**** DATA SUPPLIED

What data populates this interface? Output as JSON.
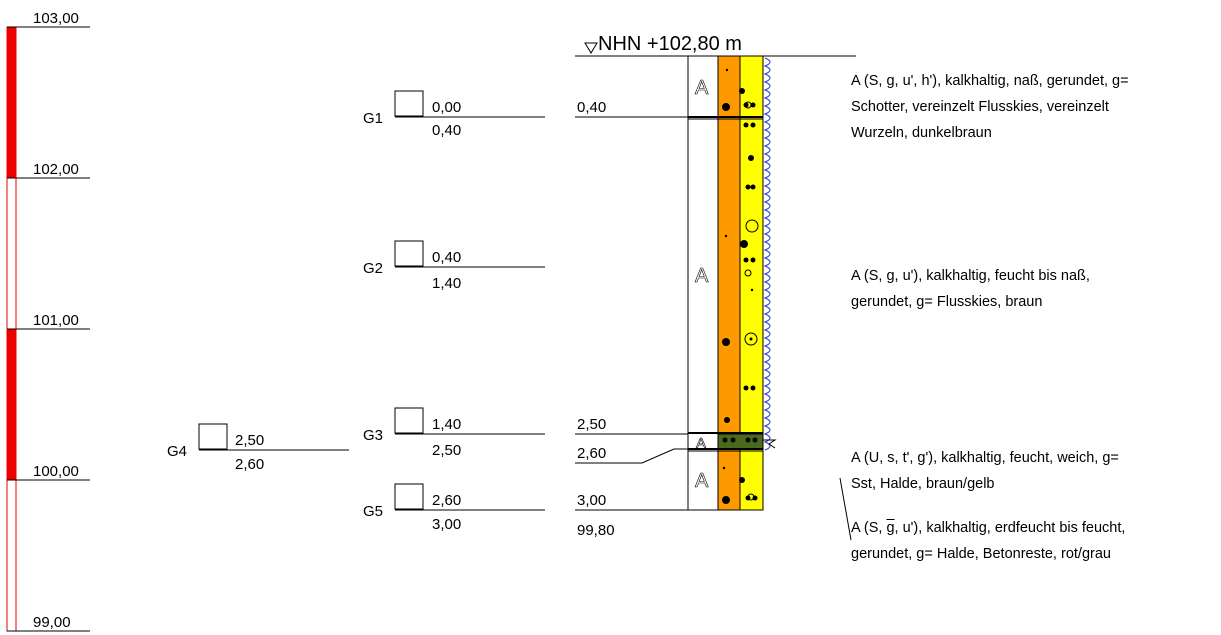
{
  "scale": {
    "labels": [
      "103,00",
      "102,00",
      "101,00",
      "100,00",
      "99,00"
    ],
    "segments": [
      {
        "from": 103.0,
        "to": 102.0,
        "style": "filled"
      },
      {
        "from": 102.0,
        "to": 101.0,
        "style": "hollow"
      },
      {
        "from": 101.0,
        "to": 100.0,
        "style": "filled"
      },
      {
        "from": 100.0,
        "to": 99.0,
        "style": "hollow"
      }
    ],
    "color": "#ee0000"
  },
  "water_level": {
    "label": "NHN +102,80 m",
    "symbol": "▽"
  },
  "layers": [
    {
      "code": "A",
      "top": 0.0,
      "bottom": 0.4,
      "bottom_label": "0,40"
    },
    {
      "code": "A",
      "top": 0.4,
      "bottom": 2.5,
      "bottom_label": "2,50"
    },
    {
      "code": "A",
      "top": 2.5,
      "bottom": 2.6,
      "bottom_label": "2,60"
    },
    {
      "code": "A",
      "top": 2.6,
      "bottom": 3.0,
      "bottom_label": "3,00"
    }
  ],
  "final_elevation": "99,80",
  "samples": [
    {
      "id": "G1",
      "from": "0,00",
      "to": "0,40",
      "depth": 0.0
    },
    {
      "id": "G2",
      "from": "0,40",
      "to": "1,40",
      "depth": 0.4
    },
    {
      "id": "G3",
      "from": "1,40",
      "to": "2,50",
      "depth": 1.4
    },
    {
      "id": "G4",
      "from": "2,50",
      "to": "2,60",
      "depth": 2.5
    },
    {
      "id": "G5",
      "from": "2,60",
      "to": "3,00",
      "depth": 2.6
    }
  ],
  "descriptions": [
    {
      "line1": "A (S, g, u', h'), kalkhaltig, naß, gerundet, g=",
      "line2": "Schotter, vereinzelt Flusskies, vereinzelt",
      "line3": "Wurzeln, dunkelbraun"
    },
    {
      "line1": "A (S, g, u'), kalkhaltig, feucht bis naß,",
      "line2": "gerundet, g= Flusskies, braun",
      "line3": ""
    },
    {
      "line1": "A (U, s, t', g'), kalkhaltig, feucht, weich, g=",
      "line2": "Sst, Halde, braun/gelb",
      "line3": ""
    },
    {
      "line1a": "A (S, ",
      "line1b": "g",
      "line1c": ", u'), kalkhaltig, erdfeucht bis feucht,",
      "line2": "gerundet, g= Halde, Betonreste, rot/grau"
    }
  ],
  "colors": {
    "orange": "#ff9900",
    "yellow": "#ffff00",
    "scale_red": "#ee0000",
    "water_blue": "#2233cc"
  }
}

********
**** DATA SUPPLIED

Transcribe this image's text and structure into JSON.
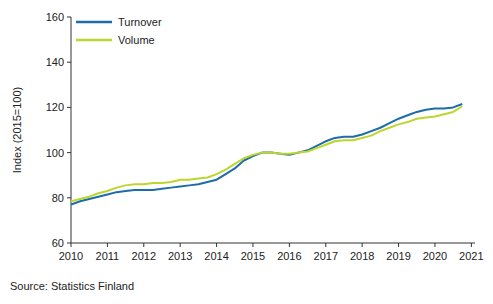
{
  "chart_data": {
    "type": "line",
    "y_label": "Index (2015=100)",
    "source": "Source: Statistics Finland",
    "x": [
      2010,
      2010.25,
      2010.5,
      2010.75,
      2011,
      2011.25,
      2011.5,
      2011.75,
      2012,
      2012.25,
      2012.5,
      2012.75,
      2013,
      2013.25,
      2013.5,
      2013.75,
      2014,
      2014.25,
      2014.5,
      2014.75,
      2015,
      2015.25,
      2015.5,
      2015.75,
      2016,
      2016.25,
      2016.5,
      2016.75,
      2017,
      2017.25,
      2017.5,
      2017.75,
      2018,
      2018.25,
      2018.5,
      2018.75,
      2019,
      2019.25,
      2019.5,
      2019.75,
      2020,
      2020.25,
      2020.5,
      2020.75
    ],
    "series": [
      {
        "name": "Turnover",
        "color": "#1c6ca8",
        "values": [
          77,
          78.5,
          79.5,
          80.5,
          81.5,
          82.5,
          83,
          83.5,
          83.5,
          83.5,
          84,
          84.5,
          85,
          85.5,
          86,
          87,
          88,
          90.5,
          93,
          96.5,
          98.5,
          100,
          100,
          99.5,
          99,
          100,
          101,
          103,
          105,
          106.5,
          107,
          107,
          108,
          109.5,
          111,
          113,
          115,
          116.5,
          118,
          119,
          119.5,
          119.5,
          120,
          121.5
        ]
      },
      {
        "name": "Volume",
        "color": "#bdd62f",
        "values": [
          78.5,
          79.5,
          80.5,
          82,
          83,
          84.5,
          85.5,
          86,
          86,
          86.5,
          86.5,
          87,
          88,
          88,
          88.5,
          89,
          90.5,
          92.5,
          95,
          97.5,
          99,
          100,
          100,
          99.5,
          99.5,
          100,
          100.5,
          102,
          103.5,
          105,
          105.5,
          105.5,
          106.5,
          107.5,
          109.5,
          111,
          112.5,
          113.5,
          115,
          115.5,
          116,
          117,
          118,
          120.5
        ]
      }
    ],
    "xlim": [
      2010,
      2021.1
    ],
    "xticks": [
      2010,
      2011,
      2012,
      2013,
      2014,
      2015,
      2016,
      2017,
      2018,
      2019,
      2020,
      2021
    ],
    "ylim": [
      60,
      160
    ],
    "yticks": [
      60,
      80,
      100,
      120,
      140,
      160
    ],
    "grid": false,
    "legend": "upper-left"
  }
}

********

GIVEN REQUEST
Look over the listing. Pull out every line with the string "feucht" in it.

TASK ANSWER
      "line1": "A (S, g, u'), kalkhaltig, feucht bis naß,",
      "line1": "A (U, s, t', g'), kalkhaltig, feucht, weich, g=",
      "line1c": ", u'), kalkhaltig, erdfeucht bis feucht,",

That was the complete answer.